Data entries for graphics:
== == ==

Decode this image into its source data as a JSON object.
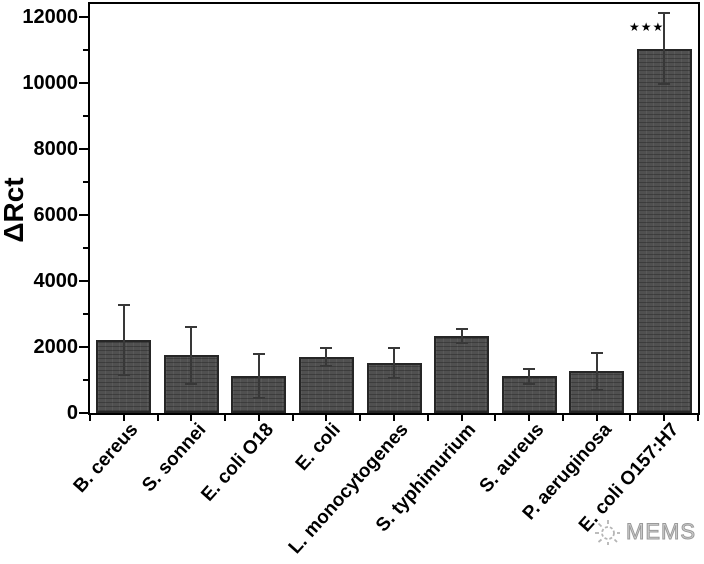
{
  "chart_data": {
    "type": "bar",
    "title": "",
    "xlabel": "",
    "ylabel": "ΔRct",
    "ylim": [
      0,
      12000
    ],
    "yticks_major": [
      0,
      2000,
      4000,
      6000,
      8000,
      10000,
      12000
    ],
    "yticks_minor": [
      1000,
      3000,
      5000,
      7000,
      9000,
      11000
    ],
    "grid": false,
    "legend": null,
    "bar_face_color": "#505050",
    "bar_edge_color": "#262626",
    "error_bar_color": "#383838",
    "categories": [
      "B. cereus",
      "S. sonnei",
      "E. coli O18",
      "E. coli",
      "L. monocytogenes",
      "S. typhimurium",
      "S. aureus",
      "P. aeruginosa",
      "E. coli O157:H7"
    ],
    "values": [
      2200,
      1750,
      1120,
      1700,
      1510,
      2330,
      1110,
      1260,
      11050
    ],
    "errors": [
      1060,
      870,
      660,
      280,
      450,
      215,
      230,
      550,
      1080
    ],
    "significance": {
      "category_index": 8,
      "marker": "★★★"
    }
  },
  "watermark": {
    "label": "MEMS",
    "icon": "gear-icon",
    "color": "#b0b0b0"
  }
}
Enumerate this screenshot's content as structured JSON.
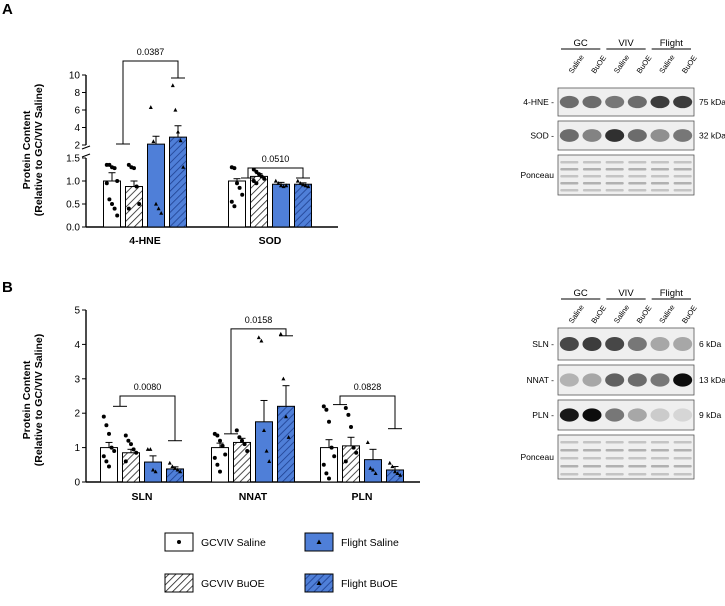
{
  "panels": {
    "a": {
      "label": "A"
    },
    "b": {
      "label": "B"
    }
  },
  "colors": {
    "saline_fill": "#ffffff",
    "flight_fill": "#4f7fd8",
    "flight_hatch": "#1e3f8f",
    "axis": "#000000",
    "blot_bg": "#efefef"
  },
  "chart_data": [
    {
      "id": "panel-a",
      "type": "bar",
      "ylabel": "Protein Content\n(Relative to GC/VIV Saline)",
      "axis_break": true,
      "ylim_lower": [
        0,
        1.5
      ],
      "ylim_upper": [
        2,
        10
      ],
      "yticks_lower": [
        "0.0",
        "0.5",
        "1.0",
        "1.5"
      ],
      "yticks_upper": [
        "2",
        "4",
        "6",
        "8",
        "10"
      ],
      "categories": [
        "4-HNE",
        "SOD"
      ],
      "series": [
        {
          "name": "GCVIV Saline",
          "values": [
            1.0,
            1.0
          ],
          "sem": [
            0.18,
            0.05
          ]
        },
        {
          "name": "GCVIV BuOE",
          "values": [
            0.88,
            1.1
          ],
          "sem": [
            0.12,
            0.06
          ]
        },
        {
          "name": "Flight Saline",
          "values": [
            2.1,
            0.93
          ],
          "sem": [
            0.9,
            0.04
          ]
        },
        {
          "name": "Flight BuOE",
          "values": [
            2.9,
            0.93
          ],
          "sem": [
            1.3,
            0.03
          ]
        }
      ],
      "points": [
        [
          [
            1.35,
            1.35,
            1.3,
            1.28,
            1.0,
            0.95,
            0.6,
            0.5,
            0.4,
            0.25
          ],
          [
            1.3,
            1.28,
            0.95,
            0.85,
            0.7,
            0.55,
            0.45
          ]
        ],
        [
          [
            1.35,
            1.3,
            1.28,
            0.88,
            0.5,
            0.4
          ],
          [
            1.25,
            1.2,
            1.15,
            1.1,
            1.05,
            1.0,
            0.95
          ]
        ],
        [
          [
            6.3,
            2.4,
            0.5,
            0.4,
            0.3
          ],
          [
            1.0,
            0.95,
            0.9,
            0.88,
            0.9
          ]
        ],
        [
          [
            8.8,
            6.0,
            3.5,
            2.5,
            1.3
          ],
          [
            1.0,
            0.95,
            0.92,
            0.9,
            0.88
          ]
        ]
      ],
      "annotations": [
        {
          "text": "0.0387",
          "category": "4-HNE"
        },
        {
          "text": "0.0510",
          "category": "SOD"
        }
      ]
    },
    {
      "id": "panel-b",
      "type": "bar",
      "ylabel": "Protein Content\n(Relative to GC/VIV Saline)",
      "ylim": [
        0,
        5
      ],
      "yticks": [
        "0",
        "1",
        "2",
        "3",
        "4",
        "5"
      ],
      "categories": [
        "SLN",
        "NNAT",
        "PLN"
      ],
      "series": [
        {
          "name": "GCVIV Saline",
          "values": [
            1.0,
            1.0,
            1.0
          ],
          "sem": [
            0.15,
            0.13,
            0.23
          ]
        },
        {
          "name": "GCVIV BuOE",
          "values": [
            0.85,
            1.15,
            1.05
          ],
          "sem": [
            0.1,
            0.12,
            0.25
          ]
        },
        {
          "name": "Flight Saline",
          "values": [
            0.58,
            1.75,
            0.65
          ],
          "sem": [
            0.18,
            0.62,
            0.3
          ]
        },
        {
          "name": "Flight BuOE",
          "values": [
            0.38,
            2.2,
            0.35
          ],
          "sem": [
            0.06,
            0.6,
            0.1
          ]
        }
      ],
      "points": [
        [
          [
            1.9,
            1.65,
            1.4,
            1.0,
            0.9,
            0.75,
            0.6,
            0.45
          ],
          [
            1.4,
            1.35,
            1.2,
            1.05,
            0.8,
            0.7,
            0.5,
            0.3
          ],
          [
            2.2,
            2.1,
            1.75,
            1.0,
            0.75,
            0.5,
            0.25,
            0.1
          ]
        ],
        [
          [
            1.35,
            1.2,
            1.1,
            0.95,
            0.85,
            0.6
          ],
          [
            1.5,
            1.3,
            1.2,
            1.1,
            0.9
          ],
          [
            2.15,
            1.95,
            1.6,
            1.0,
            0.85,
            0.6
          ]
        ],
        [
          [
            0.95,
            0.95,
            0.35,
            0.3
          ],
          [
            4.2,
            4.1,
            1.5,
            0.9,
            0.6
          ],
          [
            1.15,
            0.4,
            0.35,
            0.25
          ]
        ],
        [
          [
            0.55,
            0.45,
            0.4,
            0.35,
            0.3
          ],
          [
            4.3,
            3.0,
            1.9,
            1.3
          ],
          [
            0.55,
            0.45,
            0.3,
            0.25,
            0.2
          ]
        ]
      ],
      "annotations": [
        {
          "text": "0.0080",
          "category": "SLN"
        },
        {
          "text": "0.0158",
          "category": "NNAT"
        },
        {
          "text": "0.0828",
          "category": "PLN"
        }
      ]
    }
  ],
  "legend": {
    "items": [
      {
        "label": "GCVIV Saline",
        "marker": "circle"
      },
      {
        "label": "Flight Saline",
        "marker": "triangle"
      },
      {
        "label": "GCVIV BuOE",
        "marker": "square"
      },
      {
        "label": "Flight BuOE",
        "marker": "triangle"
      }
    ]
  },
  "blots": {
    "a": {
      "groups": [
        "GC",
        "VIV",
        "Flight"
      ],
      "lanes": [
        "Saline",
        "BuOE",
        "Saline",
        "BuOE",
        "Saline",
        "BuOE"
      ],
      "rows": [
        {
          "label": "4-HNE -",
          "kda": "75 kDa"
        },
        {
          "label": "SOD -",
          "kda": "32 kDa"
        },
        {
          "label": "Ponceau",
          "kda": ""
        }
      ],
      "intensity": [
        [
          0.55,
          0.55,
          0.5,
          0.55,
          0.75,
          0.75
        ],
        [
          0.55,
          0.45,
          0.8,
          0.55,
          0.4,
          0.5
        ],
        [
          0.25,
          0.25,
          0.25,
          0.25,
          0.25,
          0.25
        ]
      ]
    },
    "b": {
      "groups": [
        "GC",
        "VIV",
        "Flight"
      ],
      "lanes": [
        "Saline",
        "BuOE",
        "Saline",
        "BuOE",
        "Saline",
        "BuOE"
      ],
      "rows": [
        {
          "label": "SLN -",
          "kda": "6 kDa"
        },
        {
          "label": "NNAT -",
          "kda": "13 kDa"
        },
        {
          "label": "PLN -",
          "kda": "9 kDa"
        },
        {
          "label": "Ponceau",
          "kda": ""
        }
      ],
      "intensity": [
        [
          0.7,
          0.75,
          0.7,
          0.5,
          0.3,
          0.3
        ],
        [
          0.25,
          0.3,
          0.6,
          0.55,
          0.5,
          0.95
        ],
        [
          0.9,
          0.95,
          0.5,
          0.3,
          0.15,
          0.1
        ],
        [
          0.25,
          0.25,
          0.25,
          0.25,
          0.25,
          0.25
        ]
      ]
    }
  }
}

== == ==

Required action →
Check each line above for "JSON" and return the ones that have it.

Output for this exercise →
Decode this image into its source data as a JSON object.
Enumerate this screenshot's content as structured JSON.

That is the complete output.